((
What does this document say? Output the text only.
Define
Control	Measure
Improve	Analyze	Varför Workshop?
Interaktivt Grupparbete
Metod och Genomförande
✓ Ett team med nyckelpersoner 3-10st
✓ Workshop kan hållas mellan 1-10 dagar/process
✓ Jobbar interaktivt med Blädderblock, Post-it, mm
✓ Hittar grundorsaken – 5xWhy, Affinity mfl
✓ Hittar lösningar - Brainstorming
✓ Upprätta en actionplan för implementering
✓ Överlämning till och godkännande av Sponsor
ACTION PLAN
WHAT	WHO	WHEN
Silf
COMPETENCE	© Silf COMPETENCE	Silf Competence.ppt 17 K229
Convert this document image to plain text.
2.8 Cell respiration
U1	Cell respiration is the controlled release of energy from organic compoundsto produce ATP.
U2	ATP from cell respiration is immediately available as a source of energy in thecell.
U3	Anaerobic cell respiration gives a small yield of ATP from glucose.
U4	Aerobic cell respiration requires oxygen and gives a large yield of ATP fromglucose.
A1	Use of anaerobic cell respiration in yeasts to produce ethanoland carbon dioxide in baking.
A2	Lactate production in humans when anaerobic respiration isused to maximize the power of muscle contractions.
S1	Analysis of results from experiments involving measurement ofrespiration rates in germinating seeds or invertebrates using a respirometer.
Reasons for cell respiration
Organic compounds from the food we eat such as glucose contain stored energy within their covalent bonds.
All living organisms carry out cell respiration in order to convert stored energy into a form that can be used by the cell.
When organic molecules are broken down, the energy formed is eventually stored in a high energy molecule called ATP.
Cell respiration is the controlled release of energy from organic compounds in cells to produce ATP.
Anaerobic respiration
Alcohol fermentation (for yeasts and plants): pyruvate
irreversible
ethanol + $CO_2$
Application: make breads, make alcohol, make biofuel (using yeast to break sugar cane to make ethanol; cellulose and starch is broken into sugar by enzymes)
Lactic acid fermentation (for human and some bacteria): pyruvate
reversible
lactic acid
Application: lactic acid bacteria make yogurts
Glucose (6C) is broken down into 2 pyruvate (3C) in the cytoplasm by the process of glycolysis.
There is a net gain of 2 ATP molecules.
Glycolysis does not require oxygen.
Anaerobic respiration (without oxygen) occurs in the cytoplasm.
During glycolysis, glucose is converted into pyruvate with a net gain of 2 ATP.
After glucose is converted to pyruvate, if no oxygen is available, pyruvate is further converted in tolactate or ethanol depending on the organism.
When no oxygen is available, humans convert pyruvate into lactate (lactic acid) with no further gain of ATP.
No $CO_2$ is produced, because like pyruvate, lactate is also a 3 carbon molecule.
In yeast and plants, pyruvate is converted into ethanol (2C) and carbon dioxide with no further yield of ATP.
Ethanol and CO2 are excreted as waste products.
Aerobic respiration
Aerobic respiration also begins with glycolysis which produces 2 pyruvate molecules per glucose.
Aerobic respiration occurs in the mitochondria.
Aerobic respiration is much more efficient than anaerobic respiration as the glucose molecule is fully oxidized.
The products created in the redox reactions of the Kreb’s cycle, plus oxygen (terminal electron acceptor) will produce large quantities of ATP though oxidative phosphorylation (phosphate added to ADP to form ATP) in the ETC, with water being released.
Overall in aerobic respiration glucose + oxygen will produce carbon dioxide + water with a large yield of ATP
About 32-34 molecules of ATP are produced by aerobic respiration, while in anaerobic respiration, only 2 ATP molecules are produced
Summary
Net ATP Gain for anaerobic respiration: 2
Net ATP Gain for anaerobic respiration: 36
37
))
_TASK DIRECTIONS_:
Look through the records for the string "large". Copy every line that has it.

_RESULT OF THIS TASK_:
U4	Aerobic cell respiration requires oxygen and gives a large yield of ATP fromglucose.
The products created in the redox reactions of the Kreb’s cycle, plus oxygen (terminal electron acceptor) will produce large quantities of ATP though oxidative phosphorylation (phosphate added to ADP to form ATP) in the ETC, with water being released.
Overall in aerobic respiration glucose + oxygen will produce carbon dioxide + water with a large yield of ATP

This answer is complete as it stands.